[Stored entries]
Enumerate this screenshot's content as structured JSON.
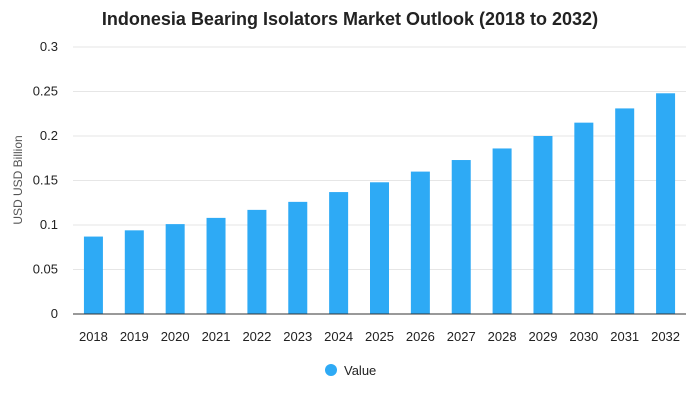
{
  "chart_data": {
    "type": "bar",
    "title": "Indonesia Bearing Isolators Market Outlook (2018 to 2032)",
    "xlabel": "",
    "ylabel": "USD USD Billion",
    "categories": [
      "2018",
      "2019",
      "2020",
      "2021",
      "2022",
      "2023",
      "2024",
      "2025",
      "2026",
      "2027",
      "2028",
      "2029",
      "2030",
      "2031",
      "2032"
    ],
    "series": [
      {
        "name": "Value",
        "values": [
          0.087,
          0.094,
          0.101,
          0.108,
          0.117,
          0.126,
          0.137,
          0.148,
          0.16,
          0.173,
          0.186,
          0.2,
          0.215,
          0.231,
          0.248
        ],
        "color": "#2eaaf5"
      }
    ],
    "ylim": [
      0,
      0.3
    ],
    "yticks": [
      "0",
      "0.05",
      "0.1",
      "0.15",
      "0.2",
      "0.25",
      "0.3"
    ],
    "grid": true,
    "legend": {
      "position": "bottom",
      "entries": [
        "Value"
      ]
    }
  }
}
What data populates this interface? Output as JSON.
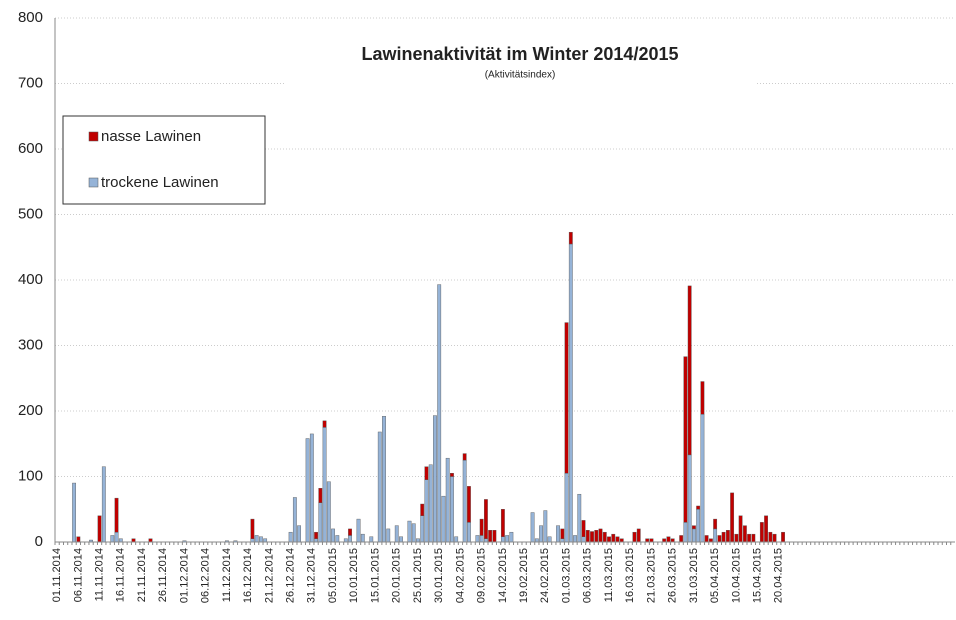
{
  "chart_data": {
    "type": "stacked_bar",
    "title": "Lawinenaktivität im Winter 2014/2015",
    "subtitle": "(Aktivitätsindex)",
    "legend": "upper left",
    "grid": true,
    "ylim": [
      0,
      800
    ],
    "yticks": [
      0,
      100,
      200,
      300,
      400,
      500,
      600,
      700,
      800
    ],
    "categories": [
      "01.11.2014",
      null,
      null,
      null,
      null,
      "06.11.2014",
      null,
      null,
      null,
      null,
      "11.11.2014",
      null,
      null,
      null,
      null,
      "16.11.2014",
      null,
      null,
      null,
      null,
      "21.11.2014",
      null,
      null,
      null,
      null,
      "26.11.2014",
      null,
      null,
      null,
      null,
      "01.12.2014",
      null,
      null,
      null,
      null,
      "06.12.2014",
      null,
      null,
      null,
      null,
      "11.12.2014",
      null,
      null,
      null,
      null,
      "16.12.2014",
      null,
      null,
      null,
      null,
      "21.12.2014",
      null,
      null,
      null,
      null,
      "26.12.2014",
      null,
      null,
      null,
      null,
      "31.12.2014",
      null,
      null,
      null,
      null,
      "05.01.2015",
      null,
      null,
      null,
      null,
      "10.01.2015",
      null,
      null,
      null,
      null,
      "15.01.2015",
      null,
      null,
      null,
      null,
      "20.01.2015",
      null,
      null,
      null,
      null,
      "25.01.2015",
      null,
      null,
      null,
      null,
      "30.01.2015",
      null,
      null,
      null,
      null,
      "04.02.2015",
      null,
      null,
      null,
      null,
      "09.02.2015",
      null,
      null,
      null,
      null,
      "14.02.2015",
      null,
      null,
      null,
      null,
      "19.02.2015",
      null,
      null,
      null,
      null,
      "24.02.2015",
      null,
      null,
      null,
      null,
      "01.03.2015",
      null,
      null,
      null,
      null,
      "06.03.2015",
      null,
      null,
      null,
      null,
      "11.03.2015",
      null,
      null,
      null,
      null,
      "16.03.2015",
      null,
      null,
      null,
      null,
      "21.03.2015",
      null,
      null,
      null,
      null,
      "26.03.2015",
      null,
      null,
      null,
      null,
      "31.03.2015",
      null,
      null,
      null,
      null,
      "05.04.2015",
      null,
      null,
      null,
      null,
      "10.04.2015",
      null,
      null,
      null,
      null,
      "15.04.2015",
      null,
      null,
      null,
      null,
      "20.04.2015",
      null,
      null,
      null,
      null,
      null,
      null,
      null,
      null,
      null,
      null,
      null,
      null,
      null,
      null,
      null,
      null,
      null,
      null,
      null,
      null,
      null,
      null,
      null,
      null,
      null,
      null,
      null,
      null,
      null,
      null,
      null,
      null,
      null,
      null,
      null,
      null,
      null,
      null,
      null,
      null,
      null
    ],
    "series": [
      {
        "name": "trockene Lawinen",
        "color": "#95b3d7",
        "values": [
          0,
          0,
          0,
          0,
          90,
          0,
          0,
          0,
          3,
          0,
          0,
          115,
          0,
          10,
          15,
          5,
          0,
          0,
          0,
          0,
          0,
          0,
          0,
          0,
          0,
          0,
          0,
          0,
          0,
          0,
          2,
          0,
          0,
          0,
          0,
          0,
          0,
          0,
          0,
          0,
          2,
          0,
          2,
          0,
          0,
          0,
          5,
          10,
          8,
          5,
          0,
          0,
          0,
          0,
          0,
          15,
          68,
          25,
          0,
          158,
          165,
          5,
          60,
          175,
          92,
          20,
          10,
          0,
          5,
          10,
          0,
          35,
          12,
          0,
          8,
          0,
          168,
          192,
          20,
          0,
          25,
          8,
          0,
          32,
          28,
          5,
          40,
          95,
          118,
          193,
          393,
          70,
          128,
          100,
          8,
          0,
          125,
          30,
          0,
          10,
          10,
          5,
          0,
          0,
          0,
          8,
          10,
          15,
          0,
          0,
          0,
          0,
          45,
          5,
          25,
          48,
          8,
          0,
          25,
          5,
          105,
          455,
          10,
          73,
          8,
          0,
          0,
          0,
          0,
          0,
          0,
          0,
          0,
          0,
          0,
          0,
          0,
          0,
          0,
          0,
          0,
          0,
          0,
          0,
          0,
          0,
          0,
          0,
          30,
          133,
          20,
          50,
          195,
          0,
          0,
          20,
          0,
          0,
          0,
          0,
          0,
          0,
          0,
          0,
          0,
          0,
          0,
          0,
          0,
          0,
          0,
          0,
          0,
          0,
          0,
          0,
          0,
          0,
          0,
          0,
          0,
          0,
          0,
          0,
          0,
          0,
          0,
          0,
          0,
          0,
          0,
          0,
          0,
          0,
          0,
          0,
          0,
          0,
          0,
          0,
          0,
          0,
          0,
          0,
          0,
          0,
          0,
          0,
          0,
          0,
          0,
          0
        ]
      },
      {
        "name": "nasse Lawinen",
        "color": "#c00000",
        "values": [
          0,
          0,
          0,
          0,
          0,
          8,
          0,
          0,
          0,
          0,
          40,
          0,
          0,
          0,
          52,
          0,
          0,
          0,
          5,
          0,
          0,
          0,
          5,
          0,
          0,
          0,
          0,
          0,
          0,
          0,
          0,
          0,
          0,
          0,
          0,
          0,
          0,
          0,
          0,
          0,
          0,
          0,
          0,
          0,
          0,
          0,
          30,
          0,
          0,
          0,
          0,
          0,
          0,
          0,
          0,
          0,
          0,
          0,
          0,
          0,
          0,
          10,
          22,
          10,
          0,
          0,
          0,
          0,
          0,
          10,
          0,
          0,
          0,
          0,
          0,
          0,
          0,
          0,
          0,
          0,
          0,
          0,
          0,
          0,
          0,
          0,
          18,
          20,
          0,
          0,
          0,
          0,
          0,
          5,
          0,
          0,
          10,
          55,
          0,
          0,
          25,
          60,
          18,
          18,
          0,
          42,
          0,
          0,
          0,
          0,
          0,
          0,
          0,
          0,
          0,
          0,
          0,
          0,
          0,
          15,
          230,
          18,
          0,
          0,
          25,
          18,
          16,
          18,
          20,
          15,
          8,
          12,
          8,
          5,
          0,
          0,
          15,
          20,
          0,
          5,
          5,
          0,
          0,
          5,
          8,
          5,
          0,
          10,
          253,
          258,
          5,
          5,
          50,
          10,
          5,
          15,
          10,
          15,
          18,
          75,
          12,
          40,
          25,
          12,
          12,
          0,
          30,
          40,
          15,
          12,
          0,
          15,
          0,
          0,
          0,
          0,
          0,
          0,
          0,
          0,
          0,
          0,
          0,
          0,
          0,
          0,
          0,
          0,
          0,
          0,
          0,
          0,
          0,
          0,
          0,
          0,
          0,
          0,
          0,
          0,
          0,
          0,
          0,
          0,
          0,
          0,
          0,
          0,
          0,
          0,
          0,
          0
        ]
      }
    ]
  }
}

INSTRUCTION
Look back over the material above and state how many lines hold the word "name". Write the number and nothing else.

RESPONSE TO THIS EXERCISE
3